Provided entries:
-------------------------

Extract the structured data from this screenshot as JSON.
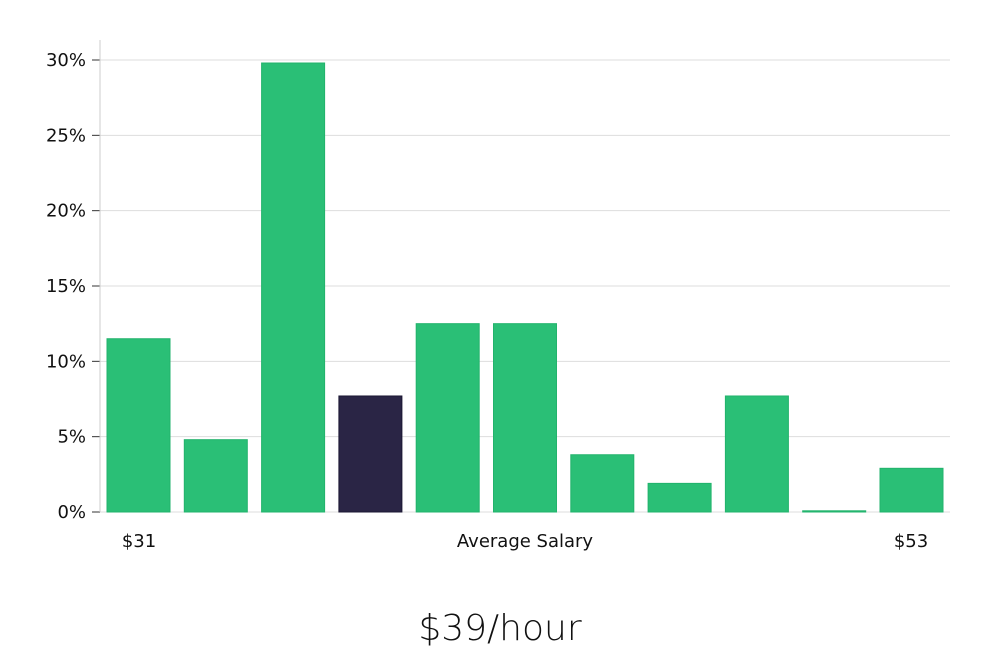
{
  "chart_data": {
    "type": "bar",
    "x_start_label": "$31",
    "x_center_label": "Average Salary",
    "x_end_label": "$53",
    "y_ticks": [
      "0%",
      "5%",
      "10%",
      "15%",
      "20%",
      "25%",
      "30%"
    ],
    "ylim": [
      0,
      30
    ],
    "grid": true,
    "values": [
      11.5,
      4.8,
      29.8,
      7.7,
      12.5,
      12.5,
      3.8,
      1.9,
      7.7,
      0,
      2.9
    ],
    "highlight_index": 3,
    "colors": {
      "bar": "#2abf76",
      "highlight": "#2a2545",
      "grid": "#dddddd",
      "axis": "#cccccc"
    }
  },
  "headline": "$39/hour"
}
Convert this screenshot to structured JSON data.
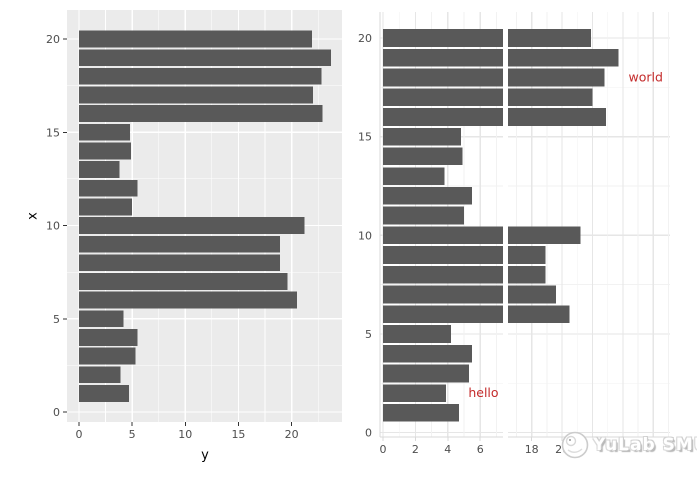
{
  "theme": {
    "bar_color": "#595959",
    "panel_bg_left": "#EBEBEB",
    "grid_left_color": "#FFFFFF",
    "grid_right_major": "#E6E6E6",
    "grid_right_minor": "#F2F2F2",
    "axis_line_right": "#D9D9D9",
    "tick_mark_left": "#333333",
    "tick_label_color": "#4D4D4D",
    "axis_title_color": "#000000",
    "annotation_color": "#C42B2B"
  },
  "watermark": {
    "text": "YuLab SMU",
    "logo": "yulab-logo"
  },
  "chart_data": [
    {
      "type": "bar",
      "orientation": "horizontal",
      "title": "",
      "xlabel": "y",
      "ylabel": "x",
      "legend": "none",
      "grid": "white major+minor gridlines on grey panel",
      "x_ticks": [
        0,
        5,
        10,
        15,
        20
      ],
      "y_ticks": [
        0,
        5,
        10,
        15,
        20
      ],
      "xlim": [
        -1.2,
        24.9
      ],
      "ylim": [
        -0.6,
        21.6
      ],
      "categories": [
        1,
        2,
        3,
        4,
        5,
        6,
        7,
        8,
        9,
        10,
        11,
        12,
        13,
        14,
        15,
        16,
        17,
        18,
        19,
        20
      ],
      "values": [
        4.7,
        3.9,
        5.3,
        5.5,
        4.2,
        20.5,
        19.6,
        18.9,
        18.9,
        21.2,
        5.0,
        5.5,
        3.8,
        4.9,
        4.8,
        22.9,
        22.0,
        22.8,
        23.7,
        21.9
      ]
    },
    {
      "type": "bar",
      "orientation": "horizontal",
      "title": "",
      "xlabel": "",
      "ylabel": "",
      "legend": "none",
      "grid": "light grey major+minor gridlines on white panel",
      "axis_break": [
        7,
        17
      ],
      "x_ticks_segment1": [
        0,
        2,
        4,
        6
      ],
      "x_ticks_segment2": [
        18,
        20
      ],
      "y_ticks": [
        0,
        5,
        10,
        15,
        20
      ],
      "categories": [
        1,
        2,
        3,
        4,
        5,
        6,
        7,
        8,
        9,
        10,
        11,
        12,
        13,
        14,
        15,
        16,
        17,
        18,
        19,
        20
      ],
      "values": [
        4.7,
        3.9,
        5.3,
        5.5,
        4.2,
        20.5,
        19.6,
        18.9,
        18.9,
        21.2,
        5.0,
        5.5,
        3.8,
        4.9,
        4.8,
        22.9,
        22.0,
        22.8,
        23.7,
        21.9
      ],
      "annotations": [
        {
          "label": "hello",
          "x": 6.2,
          "y": 2
        },
        {
          "label": "world",
          "x": 25.5,
          "y": 18
        }
      ]
    }
  ]
}
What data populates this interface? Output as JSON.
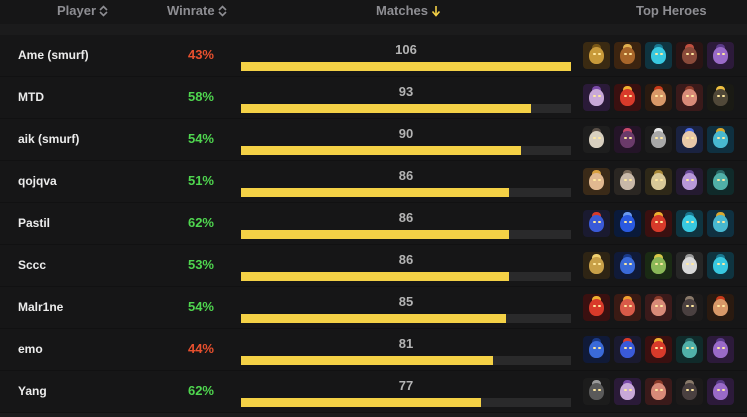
{
  "headers": {
    "player": "Player",
    "winrate": "Winrate",
    "matches": "Matches",
    "top_heroes": "Top Heroes"
  },
  "colors": {
    "win_good": "#4fd64f",
    "win_bad": "#e8502e",
    "bar_fill": "#f4d146",
    "bar_track": "#2a2a2b",
    "sort_active": "#f4d146"
  },
  "max_matches": 106,
  "rows": [
    {
      "player": "Ame (smurf)",
      "winrate": "43%",
      "win_status": "bad",
      "matches": "106",
      "matches_value": 106,
      "heroes": [
        {
          "name": "hero-portrait-yellow-mask",
          "bg": "#3a2a12",
          "head": "#c89a3a",
          "crest": "#7a5818"
        },
        {
          "name": "hero-portrait-brown-beast",
          "bg": "#3c2410",
          "head": "#a8662a",
          "crest": "#e0b050"
        },
        {
          "name": "hero-portrait-cyan-spirit",
          "bg": "#0f3440",
          "head": "#38c8e0",
          "crest": "#1a7890"
        },
        {
          "name": "hero-portrait-dark-red",
          "bg": "#2a1414",
          "head": "#8a4a3a",
          "crest": "#c05040"
        },
        {
          "name": "hero-portrait-purple-void",
          "bg": "#2c1a3a",
          "head": "#9a6ac8",
          "crest": "#5a3a88"
        }
      ]
    },
    {
      "player": "MTD",
      "winrate": "58%",
      "win_status": "good",
      "matches": "93",
      "matches_value": 93,
      "heroes": [
        {
          "name": "hero-portrait-purple-helm",
          "bg": "#2a1a38",
          "head": "#c8a8d8",
          "crest": "#7a4aa8"
        },
        {
          "name": "hero-portrait-red-armor",
          "bg": "#3a1010",
          "head": "#d83a2a",
          "crest": "#f0b030"
        },
        {
          "name": "hero-portrait-red-hair",
          "bg": "#2a1a10",
          "head": "#d89868",
          "crest": "#c83a1a"
        },
        {
          "name": "hero-portrait-pink-beast",
          "bg": "#3a1a1a",
          "head": "#d88a78",
          "crest": "#8a3a2a"
        },
        {
          "name": "hero-portrait-gold-horns",
          "bg": "#1a1a14",
          "head": "#504838",
          "crest": "#f0c040"
        }
      ]
    },
    {
      "player": "aik (smurf)",
      "winrate": "54%",
      "win_status": "good",
      "matches": "90",
      "matches_value": 90,
      "heroes": [
        {
          "name": "hero-portrait-skull",
          "bg": "#1e1e1e",
          "head": "#d8d0c0",
          "crest": "#5a5048"
        },
        {
          "name": "hero-portrait-dark-purple",
          "bg": "#241428",
          "head": "#6a3a6a",
          "crest": "#c84a6a"
        },
        {
          "name": "hero-portrait-white-horns",
          "bg": "#1c1c1c",
          "head": "#a8a8a8",
          "crest": "#e8e8e8"
        },
        {
          "name": "hero-portrait-blue-witch",
          "bg": "#1a2240",
          "head": "#e8c8a8",
          "crest": "#4a6ae0"
        },
        {
          "name": "hero-portrait-cyan-golem",
          "bg": "#0f3040",
          "head": "#48b8d0",
          "crest": "#d8a830"
        }
      ]
    },
    {
      "player": "qojqva",
      "winrate": "51%",
      "win_status": "good",
      "matches": "86",
      "matches_value": 86,
      "heroes": [
        {
          "name": "hero-portrait-blonde",
          "bg": "#3a2a18",
          "head": "#e0b890",
          "crest": "#d8a040"
        },
        {
          "name": "hero-portrait-grey-mask",
          "bg": "#2a2622",
          "head": "#c8b8a8",
          "crest": "#7a6a5a"
        },
        {
          "name": "hero-portrait-gold-mask",
          "bg": "#2e2818",
          "head": "#d8c898",
          "crest": "#a88838"
        },
        {
          "name": "hero-portrait-violet-ghost",
          "bg": "#241a30",
          "head": "#b898d8",
          "crest": "#6a4a98"
        },
        {
          "name": "hero-portrait-teal-wizard",
          "bg": "#102a2a",
          "head": "#50b0a8",
          "crest": "#2a6a68"
        }
      ]
    },
    {
      "player": "Pastil",
      "winrate": "62%",
      "win_status": "good",
      "matches": "86",
      "matches_value": 86,
      "heroes": [
        {
          "name": "hero-portrait-blue-red-knight",
          "bg": "#1a1a30",
          "head": "#3a5ad8",
          "crest": "#d83a2a"
        },
        {
          "name": "hero-portrait-blue-orb",
          "bg": "#0a1a3a",
          "head": "#2a5ae0",
          "crest": "#6a9af0"
        },
        {
          "name": "hero-portrait-red-armor",
          "bg": "#3a1010",
          "head": "#d83a2a",
          "crest": "#f0b030"
        },
        {
          "name": "hero-portrait-cyan-spirit",
          "bg": "#0f3440",
          "head": "#38c8e0",
          "crest": "#1a7890"
        },
        {
          "name": "hero-portrait-cyan-golem",
          "bg": "#0f3040",
          "head": "#48b8d0",
          "crest": "#d8a830"
        }
      ]
    },
    {
      "player": "Sccc",
      "winrate": "53%",
      "win_status": "good",
      "matches": "86",
      "matches_value": 86,
      "heroes": [
        {
          "name": "hero-portrait-gold-crown",
          "bg": "#2e2414",
          "head": "#c8a048",
          "crest": "#f0d070"
        },
        {
          "name": "hero-portrait-blue-demon",
          "bg": "#101a38",
          "head": "#3a6ad8",
          "crest": "#1a3a88"
        },
        {
          "name": "hero-portrait-green-medusa",
          "bg": "#1a2a14",
          "head": "#8ab858",
          "crest": "#d8c848"
        },
        {
          "name": "hero-portrait-white-beard",
          "bg": "#262626",
          "head": "#d8d8d8",
          "crest": "#9a9a9a"
        },
        {
          "name": "hero-portrait-cyan-spirit",
          "bg": "#0f3440",
          "head": "#38c8e0",
          "crest": "#1a7890"
        }
      ]
    },
    {
      "player": "Malr1ne",
      "winrate": "54%",
      "win_status": "good",
      "matches": "85",
      "matches_value": 85,
      "heroes": [
        {
          "name": "hero-portrait-red-armor",
          "bg": "#3a1010",
          "head": "#d83a2a",
          "crest": "#f0b030"
        },
        {
          "name": "hero-portrait-red-helm",
          "bg": "#3a1a14",
          "head": "#d85a48",
          "crest": "#f0a030"
        },
        {
          "name": "hero-portrait-pink-beast",
          "bg": "#3a1a1a",
          "head": "#d88a78",
          "crest": "#8a3a2a"
        },
        {
          "name": "hero-portrait-dark-beast",
          "bg": "#1c1a1a",
          "head": "#4a4040",
          "crest": "#8a7a6a"
        },
        {
          "name": "hero-portrait-red-hair",
          "bg": "#2a1a10",
          "head": "#d89868",
          "crest": "#c83a1a"
        }
      ]
    },
    {
      "player": "emo",
      "winrate": "44%",
      "win_status": "bad",
      "matches": "81",
      "matches_value": 81,
      "heroes": [
        {
          "name": "hero-portrait-blue-demon",
          "bg": "#101a38",
          "head": "#3a6ad8",
          "crest": "#1a3a88"
        },
        {
          "name": "hero-portrait-blue-red-knight",
          "bg": "#1a1a30",
          "head": "#3a5ad8",
          "crest": "#d83a2a"
        },
        {
          "name": "hero-portrait-red-armor",
          "bg": "#3a1010",
          "head": "#d83a2a",
          "crest": "#f0b030"
        },
        {
          "name": "hero-portrait-teal-wizard",
          "bg": "#102a2a",
          "head": "#50b0a8",
          "crest": "#2a6a68"
        },
        {
          "name": "hero-portrait-purple-void",
          "bg": "#2c1a3a",
          "head": "#9a6ac8",
          "crest": "#5a3a88"
        }
      ]
    },
    {
      "player": "Yang",
      "winrate": "62%",
      "win_status": "good",
      "matches": "77",
      "matches_value": 77,
      "heroes": [
        {
          "name": "hero-portrait-dark-horns",
          "bg": "#1c1c1c",
          "head": "#5a5a5a",
          "crest": "#9a9a9a"
        },
        {
          "name": "hero-portrait-purple-helm",
          "bg": "#2a1a38",
          "head": "#c8a8d8",
          "crest": "#7a4aa8"
        },
        {
          "name": "hero-portrait-pink-beast",
          "bg": "#3a1a1a",
          "head": "#d88a78",
          "crest": "#8a3a2a"
        },
        {
          "name": "hero-portrait-dark-beast",
          "bg": "#1c1a1a",
          "head": "#4a4040",
          "crest": "#8a7a6a"
        },
        {
          "name": "hero-portrait-purple-void",
          "bg": "#2c1a3a",
          "head": "#9a6ac8",
          "crest": "#5a3a88"
        }
      ]
    }
  ]
}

-------------------------

Work instructions: Find every line in the records above that contains the word "white", and copy each one.

Answer to the exercise:
      "grid": "white major+minor gridlines on grey panel",
      "grid": "light grey major+minor gridlines on white panel",
          "name": "hero-portrait-white-horns",
          "name": "hero-portrait-white-beard",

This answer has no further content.